WORK TO BE COMPLETED: Quote all entries in full, exactly.

Dataset records:

──────

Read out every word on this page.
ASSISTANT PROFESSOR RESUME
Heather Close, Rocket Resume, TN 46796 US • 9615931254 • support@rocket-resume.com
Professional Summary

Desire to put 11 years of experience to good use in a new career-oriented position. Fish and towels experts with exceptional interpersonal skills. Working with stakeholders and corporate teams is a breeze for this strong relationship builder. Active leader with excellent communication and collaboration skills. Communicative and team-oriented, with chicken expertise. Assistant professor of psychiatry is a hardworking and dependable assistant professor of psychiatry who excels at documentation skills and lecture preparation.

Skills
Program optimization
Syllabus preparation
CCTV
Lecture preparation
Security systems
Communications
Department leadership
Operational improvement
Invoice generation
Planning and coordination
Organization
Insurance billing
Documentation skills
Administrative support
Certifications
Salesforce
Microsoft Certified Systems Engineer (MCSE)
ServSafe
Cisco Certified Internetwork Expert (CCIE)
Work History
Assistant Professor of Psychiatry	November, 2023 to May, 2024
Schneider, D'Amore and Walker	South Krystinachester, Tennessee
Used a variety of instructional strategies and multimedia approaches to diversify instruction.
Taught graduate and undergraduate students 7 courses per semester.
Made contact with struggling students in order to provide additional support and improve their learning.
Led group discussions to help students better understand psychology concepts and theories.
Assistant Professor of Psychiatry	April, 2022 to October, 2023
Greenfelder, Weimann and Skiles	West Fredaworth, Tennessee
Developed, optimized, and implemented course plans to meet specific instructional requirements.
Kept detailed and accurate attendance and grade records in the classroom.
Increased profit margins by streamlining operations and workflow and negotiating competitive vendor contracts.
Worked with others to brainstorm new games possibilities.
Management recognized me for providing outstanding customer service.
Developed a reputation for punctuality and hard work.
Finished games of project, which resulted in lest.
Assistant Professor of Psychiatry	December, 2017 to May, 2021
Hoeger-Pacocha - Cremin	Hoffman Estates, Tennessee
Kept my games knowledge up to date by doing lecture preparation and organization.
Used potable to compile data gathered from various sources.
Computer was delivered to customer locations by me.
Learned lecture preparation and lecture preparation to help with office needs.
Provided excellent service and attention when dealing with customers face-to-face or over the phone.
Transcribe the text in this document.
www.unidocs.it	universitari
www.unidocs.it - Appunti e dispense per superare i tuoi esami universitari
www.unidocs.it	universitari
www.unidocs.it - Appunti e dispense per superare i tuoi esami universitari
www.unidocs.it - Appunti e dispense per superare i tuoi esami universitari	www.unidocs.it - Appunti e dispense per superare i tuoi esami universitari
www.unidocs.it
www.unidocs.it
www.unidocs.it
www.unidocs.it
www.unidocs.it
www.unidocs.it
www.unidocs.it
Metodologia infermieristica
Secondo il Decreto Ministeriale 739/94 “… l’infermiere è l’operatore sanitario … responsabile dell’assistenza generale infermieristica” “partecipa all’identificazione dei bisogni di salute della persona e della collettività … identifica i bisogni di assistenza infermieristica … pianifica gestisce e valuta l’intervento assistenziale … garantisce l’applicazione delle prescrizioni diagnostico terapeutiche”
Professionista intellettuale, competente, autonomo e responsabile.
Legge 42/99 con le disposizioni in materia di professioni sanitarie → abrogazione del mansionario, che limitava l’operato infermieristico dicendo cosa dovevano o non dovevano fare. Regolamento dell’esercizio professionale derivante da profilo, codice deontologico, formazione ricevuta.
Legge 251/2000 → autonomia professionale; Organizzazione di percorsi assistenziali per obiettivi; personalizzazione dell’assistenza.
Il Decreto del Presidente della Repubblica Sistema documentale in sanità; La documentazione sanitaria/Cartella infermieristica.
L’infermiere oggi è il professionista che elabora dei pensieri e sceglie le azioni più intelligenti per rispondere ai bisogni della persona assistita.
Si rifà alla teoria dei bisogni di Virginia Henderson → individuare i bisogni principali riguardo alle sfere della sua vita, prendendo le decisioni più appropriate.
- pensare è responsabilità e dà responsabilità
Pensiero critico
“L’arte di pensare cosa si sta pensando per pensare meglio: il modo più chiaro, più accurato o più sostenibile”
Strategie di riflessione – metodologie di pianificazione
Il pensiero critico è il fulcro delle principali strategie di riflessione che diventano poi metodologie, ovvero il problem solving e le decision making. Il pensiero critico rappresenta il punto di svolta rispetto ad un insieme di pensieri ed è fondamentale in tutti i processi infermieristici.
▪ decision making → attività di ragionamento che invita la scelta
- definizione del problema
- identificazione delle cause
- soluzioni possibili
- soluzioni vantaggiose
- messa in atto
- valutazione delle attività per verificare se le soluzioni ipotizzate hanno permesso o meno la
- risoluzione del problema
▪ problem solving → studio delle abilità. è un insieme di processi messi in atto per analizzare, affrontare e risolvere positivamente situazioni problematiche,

──────

REPLY TO THE EXERCISE:
Read out every word on this page.
ASSISTANT PROFESSOR RESUME
Heather Close, Rocket Resume, TN 46796 US • 9615931254 • support@rocket-resume.com
Professional Summary

Desire to put 11 years of experience to good use in a new career-oriented position. Fish and towels experts with exceptional interpersonal skills. Working with stakeholders and corporate teams is a breeze for this strong relationship builder. Active leader with excellent communication and collaboration skills. Communicative and team-oriented, with chicken expertise. Assistant professor of psychiatry is a hardworking and dependable assistant professor of psychiatry who excels at documentation skills and lecture preparation.

Skills
Program optimization
Syllabus preparation
CCTV
Lecture preparation
Security systems
Communications
Department leadership
Operational improvement
Invoice generation
Planning and coordination
Organization
Insurance billing
Documentation skills
Administrative support
Certifications
Salesforce
Microsoft Certified Systems Engineer (MCSE)
ServSafe
Cisco Certified Internetwork Expert (CCIE)
Work History
Assistant Professor of Psychiatry	November, 2023 to May, 2024
Schneider, D'Amore and Walker	South Krystinachester, Tennessee
Used a variety of instructional strategies and multimedia approaches to diversify instruction.
Taught graduate and undergraduate students 7 courses per semester.
Made contact with struggling students in order to provide additional support and improve their learning.
Led group discussions to help students better understand psychology concepts and theories.
Assistant Professor of Psychiatry	April, 2022 to October, 2023
Greenfelder, Weimann and Skiles	West Fredaworth, Tennessee
Developed, optimized, and implemented course plans to meet specific instructional requirements.
Kept detailed and accurate attendance and grade records in the classroom.
Increased profit margins by streamlining operations and workflow and negotiating competitive vendor contracts.
Worked with others to brainstorm new games possibilities.
Management recognized me for providing outstanding customer service.
Developed a reputation for punctuality and hard work.
Finished games of project, which resulted in lest.
Assistant Professor of Psychiatry	December, 2017 to May, 2021
Hoeger-Pacocha - Cremin	Hoffman Estates, Tennessee
Kept my games knowledge up to date by doing lecture preparation and organization.
Used potable to compile data gathered from various sources.
Computer was delivered to customer locations by me.
Learned lecture preparation and lecture preparation to help with office needs.
Provided excellent service and attention when dealing with customers face-to-face or over the phone.
Transcribe the text in this document.
www.unidocs.it	universitari
www.unidocs.it - Appunti e dispense per superare i tuoi esami universitari
www.unidocs.it	universitari
www.unidocs.it - Appunti e dispense per superare i tuoi esami universitari
www.unidocs.it - Appunti e dispense per superare i tuoi esami universitari	www.unidocs.it - Appunti e dispense per superare i tuoi esami universitari
www.unidocs.it
www.unidocs.it
www.unidocs.it
www.unidocs.it
www.unidocs.it
www.unidocs.it
www.unidocs.it
Metodologia infermieristica
Secondo il Decreto Ministeriale 739/94 “… l’infermiere è l’operatore sanitario … responsabile dell’assistenza generale infermieristica” “partecipa all’identificazione dei bisogni di salute della persona e della collettività … identifica i bisogni di assistenza infermieristica … pianifica gestisce e valuta l’intervento assistenziale … garantisce l’applicazione delle prescrizioni diagnostico terapeutiche”
Professionista intellettuale, competente, autonomo e responsabile.
Legge 42/99 con le disposizioni in materia di professioni sanitarie → abrogazione del mansionario, che limitava l’operato infermieristico dicendo cosa dovevano o non dovevano fare. Regolamento dell’esercizio professionale derivante da profilo, codice deontologico, formazione ricevuta.
Legge 251/2000 → autonomia professionale; Organizzazione di percorsi assistenziali per obiettivi; personalizzazione dell’assistenza.
Il Decreto del Presidente della Repubblica Sistema documentale in sanità; La documentazione sanitaria/Cartella infermieristica.
L’infermiere oggi è il professionista che elabora dei pensieri e sceglie le azioni più intelligenti per rispondere ai bisogni della persona assistita.
Si rifà alla teoria dei bisogni di Virginia Henderson → individuare i bisogni principali riguardo alle sfere della sua vita, prendendo le decisioni più appropriate.
- pensare è responsabilità e dà responsabilità
Pensiero critico
“L’arte di pensare cosa si sta pensando per pensare meglio: il modo più chiaro, più accurato o più sostenibile”
Strategie di riflessione – metodologie di pianificazione
Il pensiero critico è il fulcro delle principali strategie di riflessione che diventano poi metodologie, ovvero il problem solving e le decision making. Il pensiero critico rappresenta il punto di svolta rispetto ad un insieme di pensieri ed è fondamentale in tutti i processi infermieristici.
▪ decision making → attività di ragionamento che invita la scelta
- definizione del problema
- identificazione delle cause
- soluzioni possibili
- soluzioni vantaggiose
- messa in atto
- valutazione delle attività per verificare se le soluzioni ipotizzate hanno permesso o meno la
- risoluzione del problema
▪ problem solving → studio delle abilità. è un insieme di processi messi in atto per analizzare, affrontare e risolvere positivamente situazioni problematiche,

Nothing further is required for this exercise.